**AIM OF THE EXERCISE**:
Please list all lines of the material below in which the string "relative" occurs.

-- start of RECORDS FOR THIS EXERCISE --

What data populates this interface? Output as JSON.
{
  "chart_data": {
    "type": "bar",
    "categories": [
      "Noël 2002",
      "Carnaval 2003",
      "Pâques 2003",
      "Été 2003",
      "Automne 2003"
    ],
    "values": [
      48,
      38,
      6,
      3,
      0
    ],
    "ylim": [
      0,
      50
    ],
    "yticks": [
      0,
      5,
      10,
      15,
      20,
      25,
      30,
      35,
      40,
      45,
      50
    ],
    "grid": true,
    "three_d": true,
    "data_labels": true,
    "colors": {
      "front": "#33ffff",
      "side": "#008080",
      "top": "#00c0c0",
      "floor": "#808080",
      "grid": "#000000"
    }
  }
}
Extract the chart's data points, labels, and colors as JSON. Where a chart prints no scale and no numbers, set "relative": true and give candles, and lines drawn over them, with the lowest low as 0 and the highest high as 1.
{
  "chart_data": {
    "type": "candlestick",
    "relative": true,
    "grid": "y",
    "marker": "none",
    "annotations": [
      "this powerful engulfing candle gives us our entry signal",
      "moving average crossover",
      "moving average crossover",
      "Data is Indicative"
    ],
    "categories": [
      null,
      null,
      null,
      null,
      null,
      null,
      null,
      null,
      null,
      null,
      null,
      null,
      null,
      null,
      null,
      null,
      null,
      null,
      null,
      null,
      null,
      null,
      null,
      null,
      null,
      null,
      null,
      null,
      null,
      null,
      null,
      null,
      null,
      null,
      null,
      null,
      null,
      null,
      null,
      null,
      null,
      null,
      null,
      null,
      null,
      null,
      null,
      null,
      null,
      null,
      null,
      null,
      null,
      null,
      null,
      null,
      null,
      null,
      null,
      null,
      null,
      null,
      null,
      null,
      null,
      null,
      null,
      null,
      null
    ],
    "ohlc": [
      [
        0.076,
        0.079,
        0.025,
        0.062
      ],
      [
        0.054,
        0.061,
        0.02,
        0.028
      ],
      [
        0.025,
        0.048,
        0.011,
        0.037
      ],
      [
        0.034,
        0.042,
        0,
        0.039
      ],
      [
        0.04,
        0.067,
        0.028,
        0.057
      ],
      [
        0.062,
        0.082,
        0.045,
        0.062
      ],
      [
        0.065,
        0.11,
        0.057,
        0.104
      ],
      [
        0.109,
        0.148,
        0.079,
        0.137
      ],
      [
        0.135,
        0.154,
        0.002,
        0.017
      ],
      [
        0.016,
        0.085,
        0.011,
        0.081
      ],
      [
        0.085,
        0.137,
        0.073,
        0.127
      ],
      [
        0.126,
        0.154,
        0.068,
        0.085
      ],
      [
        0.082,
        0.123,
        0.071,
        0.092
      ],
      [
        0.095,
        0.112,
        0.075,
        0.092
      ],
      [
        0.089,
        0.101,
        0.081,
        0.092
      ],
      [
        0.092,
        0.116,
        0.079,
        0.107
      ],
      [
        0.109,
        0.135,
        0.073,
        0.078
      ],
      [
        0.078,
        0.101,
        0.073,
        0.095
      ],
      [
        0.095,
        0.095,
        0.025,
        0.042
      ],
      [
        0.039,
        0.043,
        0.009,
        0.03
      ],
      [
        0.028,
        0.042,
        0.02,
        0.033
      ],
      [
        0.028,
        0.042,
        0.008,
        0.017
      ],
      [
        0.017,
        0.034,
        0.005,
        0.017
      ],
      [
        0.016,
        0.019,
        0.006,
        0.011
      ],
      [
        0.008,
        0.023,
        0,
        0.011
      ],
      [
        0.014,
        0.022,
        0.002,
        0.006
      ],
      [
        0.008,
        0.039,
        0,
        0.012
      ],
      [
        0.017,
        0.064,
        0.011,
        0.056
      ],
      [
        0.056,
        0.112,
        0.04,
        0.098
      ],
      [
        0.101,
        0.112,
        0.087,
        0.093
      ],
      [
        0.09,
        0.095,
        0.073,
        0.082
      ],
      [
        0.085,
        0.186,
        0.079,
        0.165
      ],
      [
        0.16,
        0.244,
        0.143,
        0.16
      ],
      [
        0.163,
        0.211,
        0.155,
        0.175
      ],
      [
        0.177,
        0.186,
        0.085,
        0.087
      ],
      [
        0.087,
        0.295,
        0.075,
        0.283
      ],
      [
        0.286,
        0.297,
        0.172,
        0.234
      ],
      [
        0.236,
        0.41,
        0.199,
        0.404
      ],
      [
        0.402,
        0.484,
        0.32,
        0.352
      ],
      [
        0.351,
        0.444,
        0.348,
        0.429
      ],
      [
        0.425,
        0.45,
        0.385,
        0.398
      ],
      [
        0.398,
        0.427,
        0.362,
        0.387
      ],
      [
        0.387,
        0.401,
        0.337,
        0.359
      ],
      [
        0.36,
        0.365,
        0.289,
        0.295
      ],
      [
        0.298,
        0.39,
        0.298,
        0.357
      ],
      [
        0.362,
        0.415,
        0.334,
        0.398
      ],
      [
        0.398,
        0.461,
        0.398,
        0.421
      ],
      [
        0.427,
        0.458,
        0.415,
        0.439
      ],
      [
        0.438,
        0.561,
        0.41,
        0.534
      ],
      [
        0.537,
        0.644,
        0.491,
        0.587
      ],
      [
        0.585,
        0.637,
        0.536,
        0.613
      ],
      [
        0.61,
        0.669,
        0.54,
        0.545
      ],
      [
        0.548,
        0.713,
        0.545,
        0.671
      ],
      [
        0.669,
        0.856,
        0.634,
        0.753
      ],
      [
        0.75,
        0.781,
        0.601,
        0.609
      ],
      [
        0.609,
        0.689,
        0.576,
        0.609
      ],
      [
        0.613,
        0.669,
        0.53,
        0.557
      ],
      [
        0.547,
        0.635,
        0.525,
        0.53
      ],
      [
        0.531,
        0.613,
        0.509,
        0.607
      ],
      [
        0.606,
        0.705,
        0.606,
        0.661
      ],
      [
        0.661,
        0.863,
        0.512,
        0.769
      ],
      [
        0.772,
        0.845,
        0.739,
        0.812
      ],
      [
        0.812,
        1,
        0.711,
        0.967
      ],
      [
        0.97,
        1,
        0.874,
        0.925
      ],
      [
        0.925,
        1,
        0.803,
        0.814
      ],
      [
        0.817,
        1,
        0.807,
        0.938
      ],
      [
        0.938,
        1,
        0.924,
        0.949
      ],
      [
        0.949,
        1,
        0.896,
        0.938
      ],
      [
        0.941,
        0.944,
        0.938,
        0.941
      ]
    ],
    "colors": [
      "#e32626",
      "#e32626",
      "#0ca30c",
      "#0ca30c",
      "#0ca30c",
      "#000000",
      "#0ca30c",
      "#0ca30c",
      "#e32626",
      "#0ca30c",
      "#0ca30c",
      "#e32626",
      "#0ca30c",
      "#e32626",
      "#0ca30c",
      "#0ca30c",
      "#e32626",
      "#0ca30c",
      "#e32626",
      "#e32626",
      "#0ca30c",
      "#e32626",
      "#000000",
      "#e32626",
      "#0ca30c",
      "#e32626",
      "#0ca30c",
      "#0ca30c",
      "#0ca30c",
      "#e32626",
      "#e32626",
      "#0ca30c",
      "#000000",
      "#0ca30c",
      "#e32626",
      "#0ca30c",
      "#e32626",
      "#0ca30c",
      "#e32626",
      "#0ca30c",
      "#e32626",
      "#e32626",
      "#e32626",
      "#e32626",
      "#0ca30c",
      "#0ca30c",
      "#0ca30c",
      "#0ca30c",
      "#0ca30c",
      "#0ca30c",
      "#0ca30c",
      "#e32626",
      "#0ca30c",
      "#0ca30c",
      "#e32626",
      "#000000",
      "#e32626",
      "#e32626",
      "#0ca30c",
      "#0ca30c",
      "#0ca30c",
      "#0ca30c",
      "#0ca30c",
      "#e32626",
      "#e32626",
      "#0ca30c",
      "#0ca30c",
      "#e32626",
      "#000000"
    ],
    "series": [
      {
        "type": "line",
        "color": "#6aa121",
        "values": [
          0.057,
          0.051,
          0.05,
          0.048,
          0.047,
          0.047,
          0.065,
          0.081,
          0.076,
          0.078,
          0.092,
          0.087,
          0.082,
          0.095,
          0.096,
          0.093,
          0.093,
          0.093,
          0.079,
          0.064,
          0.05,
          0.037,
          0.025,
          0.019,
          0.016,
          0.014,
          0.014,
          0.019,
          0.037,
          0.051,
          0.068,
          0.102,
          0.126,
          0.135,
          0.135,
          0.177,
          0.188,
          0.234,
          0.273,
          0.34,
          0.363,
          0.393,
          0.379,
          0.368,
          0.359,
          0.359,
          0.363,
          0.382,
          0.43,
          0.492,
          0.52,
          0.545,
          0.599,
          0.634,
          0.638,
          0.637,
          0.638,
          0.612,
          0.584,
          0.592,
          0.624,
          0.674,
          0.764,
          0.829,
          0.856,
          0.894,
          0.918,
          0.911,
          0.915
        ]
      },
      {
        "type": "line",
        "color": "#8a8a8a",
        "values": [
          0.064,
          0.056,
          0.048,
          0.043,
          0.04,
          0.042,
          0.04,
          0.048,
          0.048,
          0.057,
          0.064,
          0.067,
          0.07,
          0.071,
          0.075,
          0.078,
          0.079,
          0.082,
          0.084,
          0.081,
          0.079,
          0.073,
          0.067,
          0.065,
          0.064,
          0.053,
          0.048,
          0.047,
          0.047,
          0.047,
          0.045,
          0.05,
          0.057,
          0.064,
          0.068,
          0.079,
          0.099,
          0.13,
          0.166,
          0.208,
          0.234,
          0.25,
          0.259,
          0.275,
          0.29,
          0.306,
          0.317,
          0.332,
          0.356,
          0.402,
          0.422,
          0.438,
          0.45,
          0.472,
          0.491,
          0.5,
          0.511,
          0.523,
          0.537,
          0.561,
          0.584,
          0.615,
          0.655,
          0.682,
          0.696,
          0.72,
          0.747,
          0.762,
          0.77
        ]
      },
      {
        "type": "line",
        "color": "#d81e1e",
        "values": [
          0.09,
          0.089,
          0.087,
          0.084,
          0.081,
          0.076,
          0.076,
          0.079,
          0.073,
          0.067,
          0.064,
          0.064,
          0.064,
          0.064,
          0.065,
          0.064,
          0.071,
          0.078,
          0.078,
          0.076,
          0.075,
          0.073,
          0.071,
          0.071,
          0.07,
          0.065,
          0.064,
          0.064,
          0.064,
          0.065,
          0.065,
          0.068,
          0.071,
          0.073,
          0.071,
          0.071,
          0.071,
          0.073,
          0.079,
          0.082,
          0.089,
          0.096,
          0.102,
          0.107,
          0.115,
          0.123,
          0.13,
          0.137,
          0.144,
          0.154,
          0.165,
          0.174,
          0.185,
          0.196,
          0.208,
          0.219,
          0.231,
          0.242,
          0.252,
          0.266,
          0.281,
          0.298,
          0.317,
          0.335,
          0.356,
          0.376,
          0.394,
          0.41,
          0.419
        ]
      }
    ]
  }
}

-- end of RECORDS FOR THIS EXERCISE --

**FINISHED ANSWER**:
Extract the chart's data points, labels, and colors as JSON. Where a chart prints no scale and no numbers, set "relative": true and give candles, and lines drawn over them, with the lowest low as 0 and the highest high as 1.
    "relative": true,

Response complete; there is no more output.